■ Lesetext

AUS DEM SPIEGEL
Ausgabe 49/2009

Regierungskoalition will unbequemen Pharma-Kontrolleur ablösen


Regierungskreise betreiben die Ablösung von Peter Sawicki, dem Chef des staatlichen Instituts für Qualität und Wirtschaftlichkeit im Gesundheitswesen – er gilt als allzu kritisch gegenüber der Pharmaindustrie. Die führenden Gesundheitspolitiker der Unionsfraktion sprechen sich in einem Papier ("Kernforderungen an eine schwarz-gelbe Gesundheitspolitik") für eine Neuausrichtung des Kontrollinstituts aus. Dazu gehöre auch ein Wechsel an dessen Spitze. Im Detail ist geplant, Sawicki nach Ablauf seines Fünfjahresvertrags 2010 durch einen industriefreundlicheren Kandidaten zu ersetzen. Die Vertreter von Krankenkassen und Ärzteschaft haben zwar signalisiert, dass sie Sawicki gern im Amt belassen würden; doch die vom langjährigen Ministeriumsbeamten Georg Baum (FDP) geführte Deutsche Krankenhausgesellschaft hat in Absprache mit dem Gesundheitsressort bereits ihr Veto gegen eine Vertragsverlängerung angekündigt.

■ Arbeitsauftrag
Erklären Sie bitte in ein bis drei Sätzen, warum Regierungskreise laut Lesetext die Ablösung von Peter Sawicki betreiben. Die anschließenden Zeilen spielen dabei keine Rolle.

■ Angezeigte Daten
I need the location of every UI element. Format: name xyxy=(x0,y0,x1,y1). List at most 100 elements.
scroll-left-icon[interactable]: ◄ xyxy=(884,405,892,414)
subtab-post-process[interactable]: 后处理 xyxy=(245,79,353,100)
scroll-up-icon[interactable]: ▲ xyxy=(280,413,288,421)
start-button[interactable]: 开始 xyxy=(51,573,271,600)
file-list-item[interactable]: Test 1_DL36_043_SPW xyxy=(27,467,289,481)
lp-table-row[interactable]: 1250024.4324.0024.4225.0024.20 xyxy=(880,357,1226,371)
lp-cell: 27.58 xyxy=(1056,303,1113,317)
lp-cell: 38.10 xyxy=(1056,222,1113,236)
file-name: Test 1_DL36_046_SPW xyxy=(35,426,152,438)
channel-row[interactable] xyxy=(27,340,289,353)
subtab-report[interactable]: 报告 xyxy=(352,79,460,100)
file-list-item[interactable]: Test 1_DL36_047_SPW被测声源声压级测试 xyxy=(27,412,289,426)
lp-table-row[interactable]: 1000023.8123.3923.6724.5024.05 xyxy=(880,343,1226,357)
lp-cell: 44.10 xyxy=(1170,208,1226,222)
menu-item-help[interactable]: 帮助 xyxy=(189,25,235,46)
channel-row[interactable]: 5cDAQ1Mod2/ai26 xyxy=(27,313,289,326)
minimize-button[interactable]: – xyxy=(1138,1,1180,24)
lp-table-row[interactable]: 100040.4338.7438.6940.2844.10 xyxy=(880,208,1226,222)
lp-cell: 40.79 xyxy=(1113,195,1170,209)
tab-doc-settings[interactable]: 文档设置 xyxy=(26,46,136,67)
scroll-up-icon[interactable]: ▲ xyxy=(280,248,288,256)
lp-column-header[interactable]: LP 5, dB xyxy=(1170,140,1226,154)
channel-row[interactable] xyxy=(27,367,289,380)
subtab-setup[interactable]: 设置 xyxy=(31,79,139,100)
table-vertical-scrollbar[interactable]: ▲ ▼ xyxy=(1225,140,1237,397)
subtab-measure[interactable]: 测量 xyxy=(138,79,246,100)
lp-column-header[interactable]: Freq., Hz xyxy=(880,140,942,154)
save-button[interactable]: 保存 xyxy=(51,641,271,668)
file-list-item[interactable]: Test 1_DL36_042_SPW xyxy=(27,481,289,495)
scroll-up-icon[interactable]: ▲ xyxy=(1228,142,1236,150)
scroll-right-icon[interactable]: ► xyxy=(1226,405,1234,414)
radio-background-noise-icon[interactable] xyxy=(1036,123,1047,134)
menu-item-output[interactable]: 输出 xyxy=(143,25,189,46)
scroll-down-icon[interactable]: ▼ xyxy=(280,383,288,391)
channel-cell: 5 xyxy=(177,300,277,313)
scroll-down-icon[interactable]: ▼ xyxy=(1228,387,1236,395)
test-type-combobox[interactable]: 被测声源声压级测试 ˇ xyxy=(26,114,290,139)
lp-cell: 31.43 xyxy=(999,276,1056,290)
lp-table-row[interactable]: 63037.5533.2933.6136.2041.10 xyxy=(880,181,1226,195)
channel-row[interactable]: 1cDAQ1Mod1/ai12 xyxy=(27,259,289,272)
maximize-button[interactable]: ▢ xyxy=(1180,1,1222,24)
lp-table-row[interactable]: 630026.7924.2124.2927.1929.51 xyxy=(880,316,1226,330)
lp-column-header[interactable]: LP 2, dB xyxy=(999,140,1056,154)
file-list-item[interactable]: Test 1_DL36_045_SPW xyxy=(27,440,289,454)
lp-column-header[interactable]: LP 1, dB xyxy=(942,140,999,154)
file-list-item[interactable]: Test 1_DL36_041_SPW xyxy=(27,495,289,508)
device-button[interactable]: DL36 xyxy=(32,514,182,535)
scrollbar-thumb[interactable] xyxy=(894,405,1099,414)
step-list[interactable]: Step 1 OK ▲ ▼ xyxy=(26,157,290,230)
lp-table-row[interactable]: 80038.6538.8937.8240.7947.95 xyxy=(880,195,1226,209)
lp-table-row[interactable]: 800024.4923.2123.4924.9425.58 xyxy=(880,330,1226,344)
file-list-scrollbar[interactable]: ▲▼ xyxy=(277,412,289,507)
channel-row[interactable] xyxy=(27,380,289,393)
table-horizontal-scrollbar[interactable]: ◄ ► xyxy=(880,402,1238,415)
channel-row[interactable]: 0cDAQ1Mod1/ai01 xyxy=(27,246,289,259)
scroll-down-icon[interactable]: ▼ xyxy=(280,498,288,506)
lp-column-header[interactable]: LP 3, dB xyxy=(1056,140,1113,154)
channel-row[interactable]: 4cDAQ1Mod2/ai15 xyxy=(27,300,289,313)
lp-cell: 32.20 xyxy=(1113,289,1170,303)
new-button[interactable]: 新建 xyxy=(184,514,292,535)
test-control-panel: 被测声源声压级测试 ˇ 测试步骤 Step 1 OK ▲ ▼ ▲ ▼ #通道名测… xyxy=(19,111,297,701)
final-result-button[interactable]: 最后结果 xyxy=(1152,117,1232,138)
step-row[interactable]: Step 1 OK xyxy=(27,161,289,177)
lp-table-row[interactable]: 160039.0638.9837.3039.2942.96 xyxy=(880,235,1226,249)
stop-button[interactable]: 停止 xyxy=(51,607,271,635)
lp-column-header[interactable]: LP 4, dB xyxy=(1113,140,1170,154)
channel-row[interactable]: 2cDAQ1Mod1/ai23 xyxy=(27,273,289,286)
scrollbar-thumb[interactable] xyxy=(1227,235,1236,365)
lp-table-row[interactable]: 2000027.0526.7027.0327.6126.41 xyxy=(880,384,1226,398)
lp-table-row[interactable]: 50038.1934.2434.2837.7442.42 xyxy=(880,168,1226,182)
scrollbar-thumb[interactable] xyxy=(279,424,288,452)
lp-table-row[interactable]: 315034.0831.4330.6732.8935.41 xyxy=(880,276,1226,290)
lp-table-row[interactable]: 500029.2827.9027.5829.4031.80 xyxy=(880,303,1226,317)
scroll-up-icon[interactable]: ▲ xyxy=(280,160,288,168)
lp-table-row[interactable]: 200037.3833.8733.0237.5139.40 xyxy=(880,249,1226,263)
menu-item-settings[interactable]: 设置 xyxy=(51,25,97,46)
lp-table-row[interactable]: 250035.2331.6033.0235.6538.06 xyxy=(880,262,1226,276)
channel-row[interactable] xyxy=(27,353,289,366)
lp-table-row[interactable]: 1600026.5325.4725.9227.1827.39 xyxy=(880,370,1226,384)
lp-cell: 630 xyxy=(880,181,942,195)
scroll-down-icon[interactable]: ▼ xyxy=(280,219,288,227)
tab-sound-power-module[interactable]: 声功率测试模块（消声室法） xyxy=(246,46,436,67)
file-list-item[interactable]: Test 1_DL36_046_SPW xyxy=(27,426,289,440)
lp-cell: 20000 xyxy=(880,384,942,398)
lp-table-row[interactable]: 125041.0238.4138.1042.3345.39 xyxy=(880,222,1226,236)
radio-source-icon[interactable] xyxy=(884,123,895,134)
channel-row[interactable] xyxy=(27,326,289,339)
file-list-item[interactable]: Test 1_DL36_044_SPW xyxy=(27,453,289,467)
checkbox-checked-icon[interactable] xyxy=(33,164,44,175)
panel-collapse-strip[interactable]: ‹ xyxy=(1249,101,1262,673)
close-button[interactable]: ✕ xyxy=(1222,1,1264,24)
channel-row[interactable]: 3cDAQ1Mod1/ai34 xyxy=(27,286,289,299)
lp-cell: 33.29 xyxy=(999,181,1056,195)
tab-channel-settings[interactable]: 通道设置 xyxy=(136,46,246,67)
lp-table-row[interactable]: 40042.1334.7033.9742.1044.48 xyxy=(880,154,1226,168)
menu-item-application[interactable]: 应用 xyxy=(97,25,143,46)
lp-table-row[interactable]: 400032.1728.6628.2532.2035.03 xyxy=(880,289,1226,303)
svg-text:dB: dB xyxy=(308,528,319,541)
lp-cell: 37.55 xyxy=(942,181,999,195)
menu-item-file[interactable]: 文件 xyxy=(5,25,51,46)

■ Ergebnis
Peter Sawicki gilt als allzu kritisch gegenüber der Pharmaindustrie. Deshalb soll er nach Ablauf seines Fünfjahresvertrags 2010 durch einen industriefreundlicheren Kandidaten ersetzt werden.